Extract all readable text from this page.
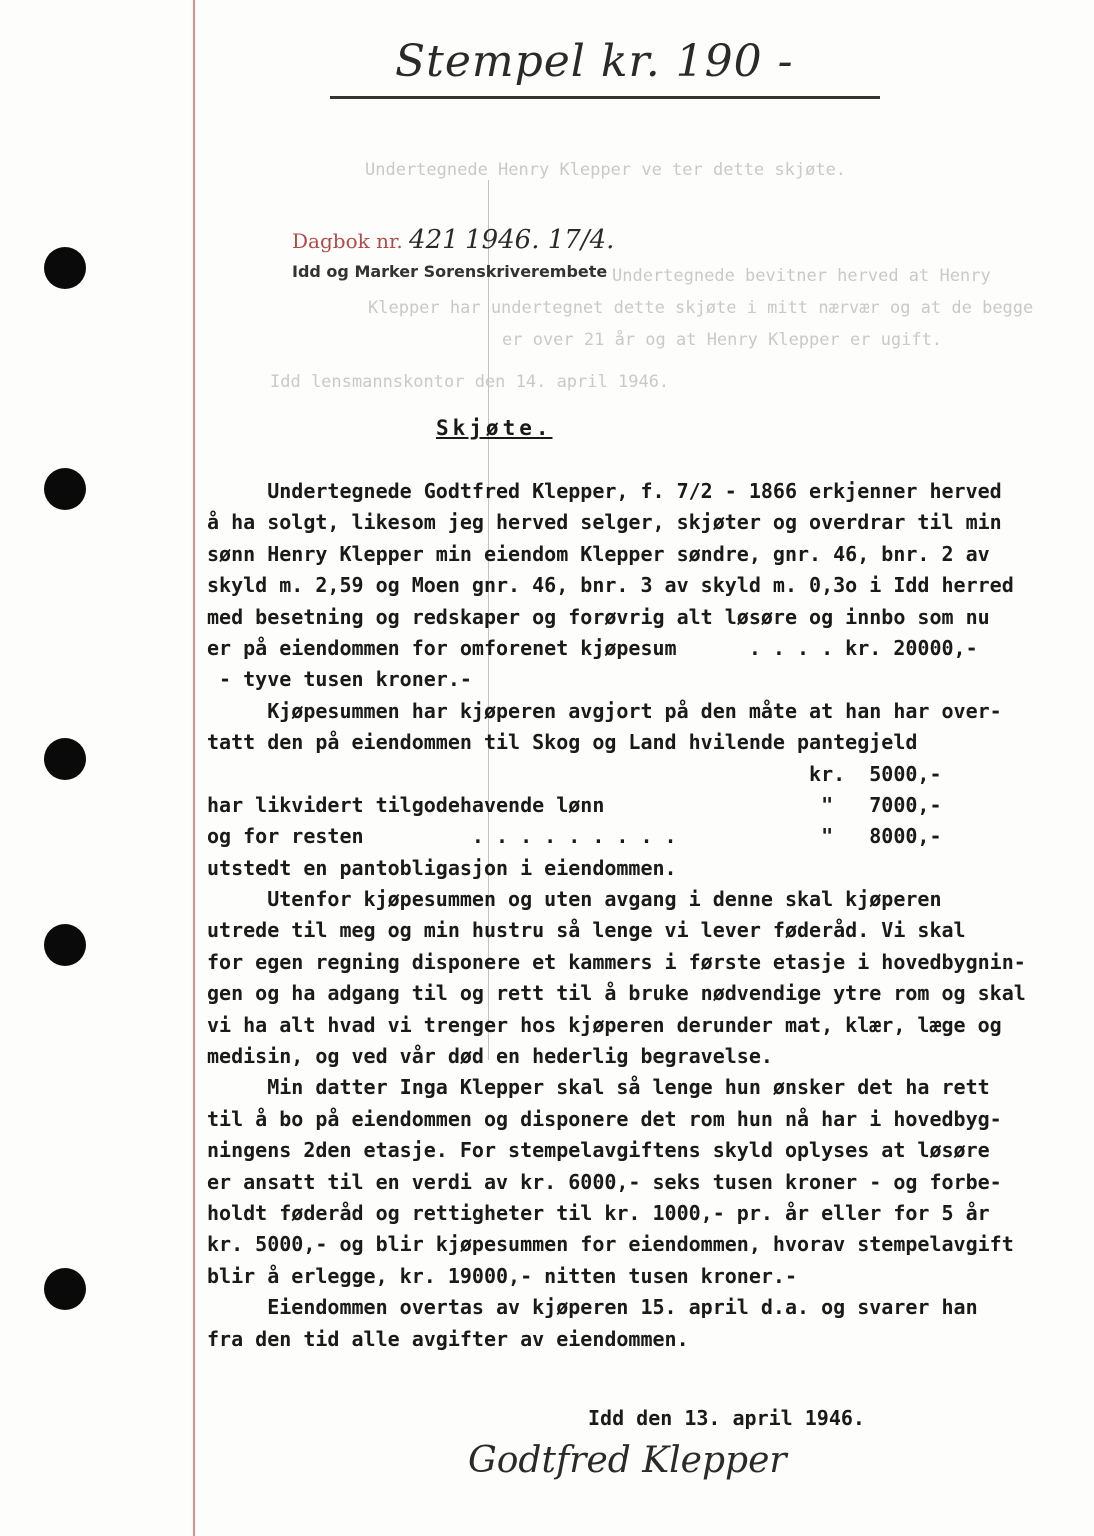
Stempel kr. 190 -
Undertegnede Henry Klepper ve ter dette skjøte.
Undertegnede bevitner herved at Henry
Klepper har undertegnet dette skjøte i mitt nærvær og at de begge
er over 21 år og at Henry Klepper er ugift.
Idd lensmannskontor den 14. april 1946.
Dagbok nr. 421 1946. 17/4.
Idd og Marker Sorenskriverembete
Skjøte.
Undertegnede Godtfred Klepper, f. 7/2 - 1866 erkjenner herved
å ha solgt, likesom jeg herved selger, skjøter og overdrar til min
sønn Henry Klepper min eiendom Klepper søndre, gnr. 46, bnr. 2 av
skyld m. 2,59 og Moen gnr. 46, bnr. 3 av skyld m. 0,3o i Idd herred
med besetning og redskaper og forøvrig alt løsøre og innbo som nu
er på eiendommen for omforenet kjøpesum      . . . . kr. 20000,-
- tyve tusen kroner.-
Kjøpesummen har kjøperen avgjort på den måte at han har over-
tatt den på eiendommen til Skog og Land hvilende pantegjeld
kr.  5000,-
har likvidert tilgodehavende lønn                  "   7000,-
og for resten         . . . . . . . . .            "   8000,-
utstedt en pantobligasjon i eiendommen.
Utenfor kjøpesummen og uten avgang i denne skal kjøperen
utrede til meg og min hustru så lenge vi lever føderåd. Vi skal
for egen regning disponere et kammers i første etasje i hovedbygnin-
gen og ha adgang til og rett til å bruke nødvendige ytre rom og skal
vi ha alt hvad vi trenger hos kjøperen derunder mat, klær, læge og
medisin, og ved vår død en hederlig begravelse.
Min datter Inga Klepper skal så lenge hun ønsker det ha rett
til å bo på eiendommen og disponere det rom hun nå har i hovedbyg-
ningens 2den etasje. For stempelavgiftens skyld oplyses at løsøre
er ansatt til en verdi av kr. 6000,- seks tusen kroner - og forbe-
holdt føderåd og rettigheter til kr. 1000,- pr. år eller for 5 år
kr. 5000,- og blir kjøpesummen for eiendommen, hvorav stempelavgift
blir å erlegge, kr. 19000,- nitten tusen kroner.-
Eiendommen overtas av kjøperen 15. april d.a. og svarer han
fra den tid alle avgifter av eiendommen.
Idd den 13. april 1946.
Godtfred Klepper
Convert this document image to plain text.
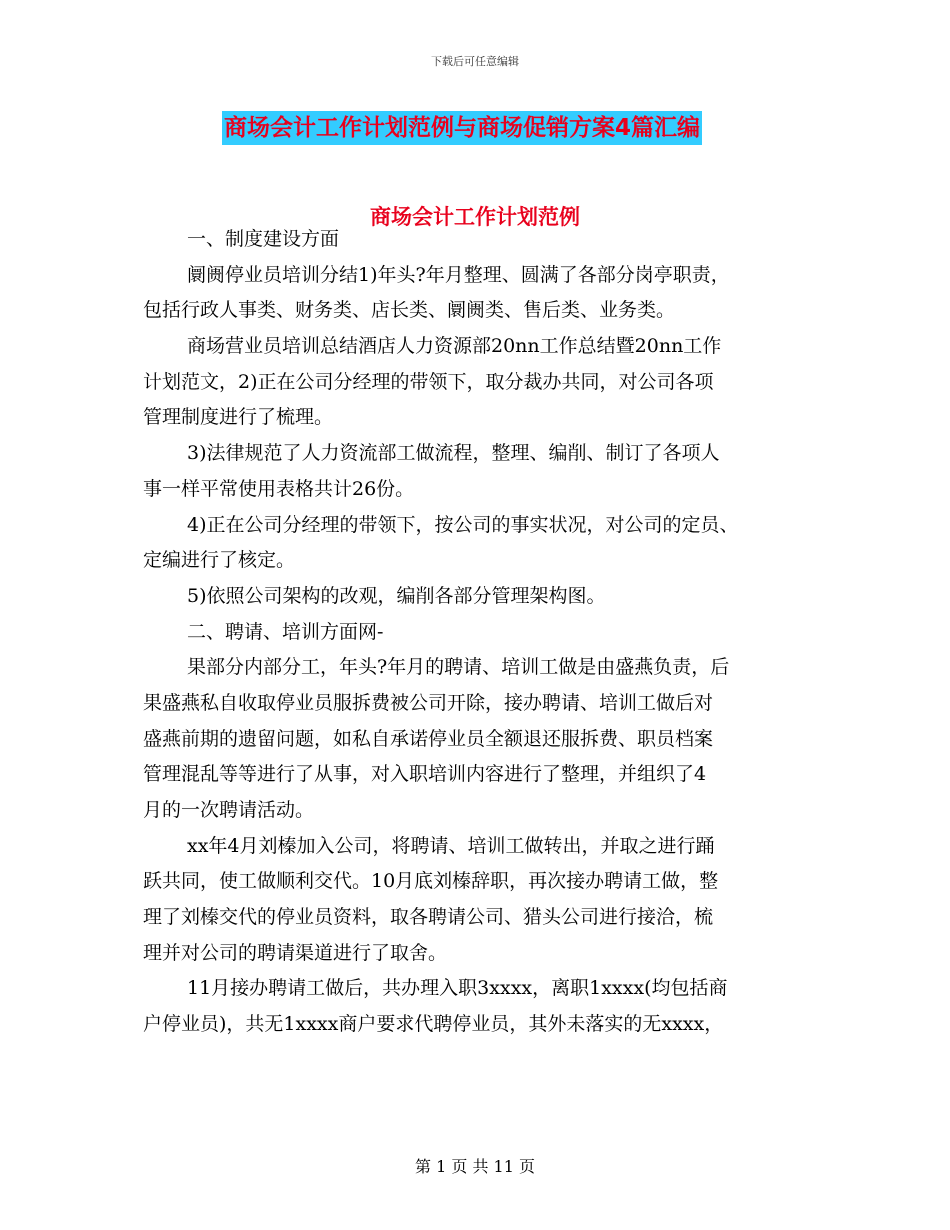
下载后可任意编辑
商场会计工作计划范例与商场促销方案4篇汇编
商场会计工作计划范例
一、制度建设方面
阛阓停业员培训分结1)年头?年月整理、圆满了各部分岗亭职责，
包括行政人事类、财务类、店长类、阛阓类、售后类、业务类。
商场营业员培训总结酒店人力资源部20nn工作总结暨20nn工作
计划范文，2)正在公司分经理的带领下，取分裁办共同，对公司各项
管理制度进行了梳理。
3)法律规范了人力资流部工做流程，整理、编削、制订了各项人
事一样平常使用表格共计26份。
4)正在公司分经理的带领下，按公司的事实状况，对公司的定员、
定编进行了核定。
5)依照公司架构的改观，编削各部分管理架构图。
二、聘请、培训方面网-
果部分内部分工，年头?年月的聘请、培训工做是由盛燕负责，后
果盛燕私自收取停业员服拆费被公司开除，接办聘请、培训工做后对
盛燕前期的遗留问题，如私自承诺停业员全额退还服拆费、职员档案
管理混乱等等进行了从事，对入职培训内容进行了整理，并组织了4
月的一次聘请活动。
xx年4月刘榛加入公司，将聘请、培训工做转出，并取之进行踊
跃共同，使工做顺利交代。10月底刘榛辞职，再次接办聘请工做，整
理了刘榛交代的停业员资料，取各聘请公司、猎头公司进行接洽，梳
理并对公司的聘请渠道进行了取舍。
11月接办聘请工做后，共办理入职3xxxx，离职1xxxx(均包括商
户停业员)，共无1xxxx商户要求代聘停业员，其外未落实的无xxxx，
第 1 页 共 11 页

→ REQUIRED WORK
Word for word, quote the lines above. Omit the pictures.

→ ANSWER FOR THIS EXERCISE
Extract all readable text from this page.
Stempel kr. 190 -
Undertegnede Henry Klepper ve ter dette skjøte.
Undertegnede bevitner herved at Henry
Klepper har undertegnet dette skjøte i mitt nærvær og at de begge
er over 21 år og at Henry Klepper er ugift.
Idd lensmannskontor den 14. april 1946.
Dagbok nr. 421 1946. 17/4.
Idd og Marker Sorenskriverembete
Skjøte.
Undertegnede Godtfred Klepper, f. 7/2 - 1866 erkjenner herved
å ha solgt, likesom jeg herved selger, skjøter og overdrar til min
sønn Henry Klepper min eiendom Klepper søndre, gnr. 46, bnr. 2 av
skyld m. 2,59 og Moen gnr. 46, bnr. 3 av skyld m. 0,3o i Idd herred
med besetning og redskaper og forøvrig alt løsøre og innbo som nu
er på eiendommen for omforenet kjøpesum      . . . . kr. 20000,-
- tyve tusen kroner.-
Kjøpesummen har kjøperen avgjort på den måte at han har over-
tatt den på eiendommen til Skog og Land hvilende pantegjeld
kr.  5000,-
har likvidert tilgodehavende lønn                  "   7000,-
og for resten         . . . . . . . . .            "   8000,-
utstedt en pantobligasjon i eiendommen.
Utenfor kjøpesummen og uten avgang i denne skal kjøperen
utrede til meg og min hustru så lenge vi lever føderåd. Vi skal
for egen regning disponere et kammers i første etasje i hovedbygnin-
gen og ha adgang til og rett til å bruke nødvendige ytre rom og skal
vi ha alt hvad vi trenger hos kjøperen derunder mat, klær, læge og
medisin, og ved vår død en hederlig begravelse.
Min datter Inga Klepper skal så lenge hun ønsker det ha rett
til å bo på eiendommen og disponere det rom hun nå har i hovedbyg-
ningens 2den etasje. For stempelavgiftens skyld oplyses at løsøre
er ansatt til en verdi av kr. 6000,- seks tusen kroner - og forbe-
holdt føderåd og rettigheter til kr. 1000,- pr. år eller for 5 år
kr. 5000,- og blir kjøpesummen for eiendommen, hvorav stempelavgift
blir å erlegge, kr. 19000,- nitten tusen kroner.-
Eiendommen overtas av kjøperen 15. april d.a. og svarer han
fra den tid alle avgifter av eiendommen.
Idd den 13. april 1946.
Godtfred Klepper
Convert this document image to plain text.
下载后可任意编辑
商场会计工作计划范例与商场促销方案4篇汇编
商场会计工作计划范例
一、制度建设方面
阛阓停业员培训分结1)年头?年月整理、圆满了各部分岗亭职责，
包括行政人事类、财务类、店长类、阛阓类、售后类、业务类。
商场营业员培训总结酒店人力资源部20nn工作总结暨20nn工作
计划范文，2)正在公司分经理的带领下，取分裁办共同，对公司各项
管理制度进行了梳理。
3)法律规范了人力资流部工做流程，整理、编削、制订了各项人
事一样平常使用表格共计26份。
4)正在公司分经理的带领下，按公司的事实状况，对公司的定员、
定编进行了核定。
5)依照公司架构的改观，编削各部分管理架构图。
二、聘请、培训方面网-
果部分内部分工，年头?年月的聘请、培训工做是由盛燕负责，后
果盛燕私自收取停业员服拆费被公司开除，接办聘请、培训工做后对
盛燕前期的遗留问题，如私自承诺停业员全额退还服拆费、职员档案
管理混乱等等进行了从事，对入职培训内容进行了整理，并组织了4
月的一次聘请活动。
xx年4月刘榛加入公司，将聘请、培训工做转出，并取之进行踊
跃共同，使工做顺利交代。10月底刘榛辞职，再次接办聘请工做，整
理了刘榛交代的停业员资料，取各聘请公司、猎头公司进行接洽，梳
理并对公司的聘请渠道进行了取舍。
11月接办聘请工做后，共办理入职3xxxx，离职1xxxx(均包括商
户停业员)，共无1xxxx商户要求代聘停业员，其外未落实的无xxxx，
第 1 页 共 11 页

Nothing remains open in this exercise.